*Exercise details*: Return every record below exactly as written, but leave out the pictures.

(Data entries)
========================================

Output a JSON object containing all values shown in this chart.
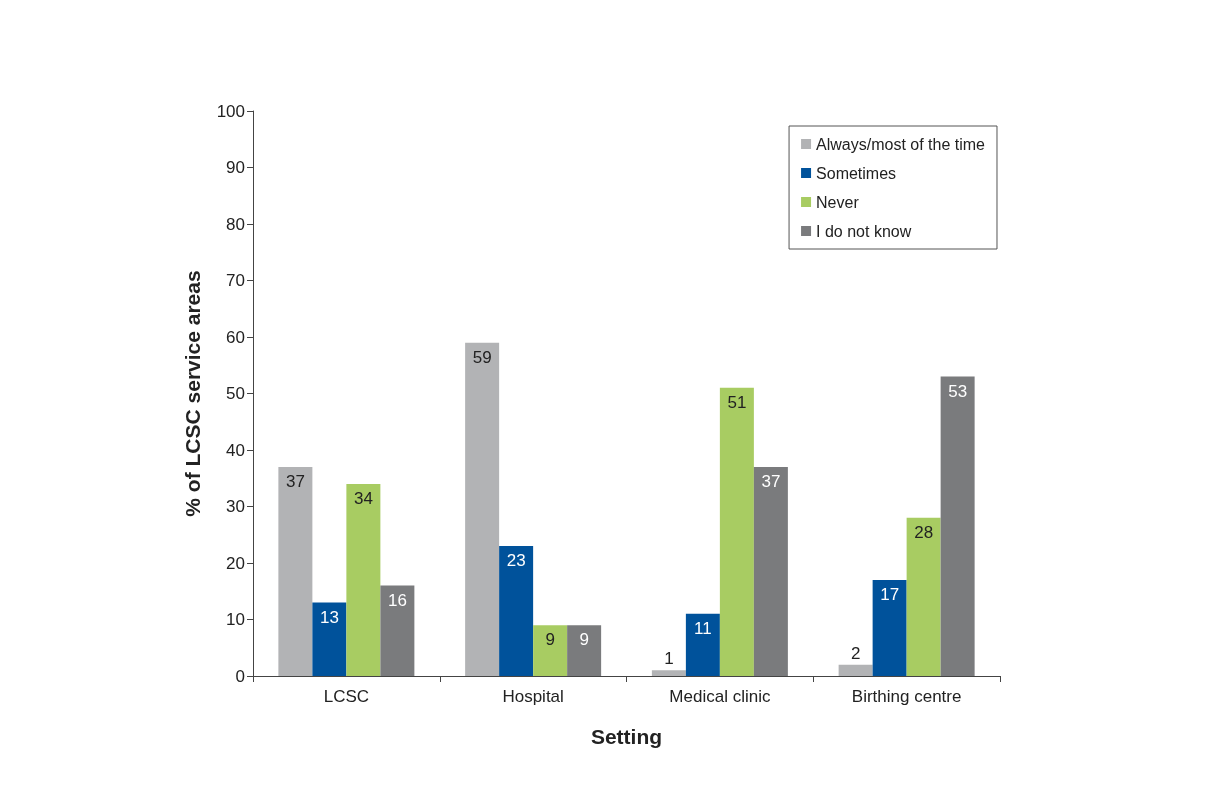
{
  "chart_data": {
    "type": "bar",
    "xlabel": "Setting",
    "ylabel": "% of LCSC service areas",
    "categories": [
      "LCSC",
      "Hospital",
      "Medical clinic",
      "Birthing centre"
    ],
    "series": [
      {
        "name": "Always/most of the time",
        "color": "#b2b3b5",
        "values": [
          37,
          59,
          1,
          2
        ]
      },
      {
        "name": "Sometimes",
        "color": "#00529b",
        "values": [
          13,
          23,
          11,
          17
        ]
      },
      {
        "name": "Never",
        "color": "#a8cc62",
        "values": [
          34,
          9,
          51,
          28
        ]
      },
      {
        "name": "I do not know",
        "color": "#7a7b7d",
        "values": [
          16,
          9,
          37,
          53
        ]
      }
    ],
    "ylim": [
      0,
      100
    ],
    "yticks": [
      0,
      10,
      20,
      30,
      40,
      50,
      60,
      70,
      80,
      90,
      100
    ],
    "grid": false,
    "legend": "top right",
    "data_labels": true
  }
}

========================================

*Result for this exercise*:
Output a JSON object containing all values shown in this chart.
{
  "chart_data": {
    "type": "bar",
    "xlabel": "Setting",
    "ylabel": "% of LCSC service areas",
    "categories": [
      "LCSC",
      "Hospital",
      "Medical clinic",
      "Birthing centre"
    ],
    "series": [
      {
        "name": "Always/most of the time",
        "color": "#b2b3b5",
        "values": [
          37,
          59,
          1,
          2
        ]
      },
      {
        "name": "Sometimes",
        "color": "#00529b",
        "values": [
          13,
          23,
          11,
          17
        ]
      },
      {
        "name": "Never",
        "color": "#a8cc62",
        "values": [
          34,
          9,
          51,
          28
        ]
      },
      {
        "name": "I do not know",
        "color": "#7a7b7d",
        "values": [
          16,
          9,
          37,
          53
        ]
      }
    ],
    "ylim": [
      0,
      100
    ],
    "yticks": [
      0,
      10,
      20,
      30,
      40,
      50,
      60,
      70,
      80,
      90,
      100
    ],
    "grid": false,
    "legend": "top right",
    "data_labels": true
  }
}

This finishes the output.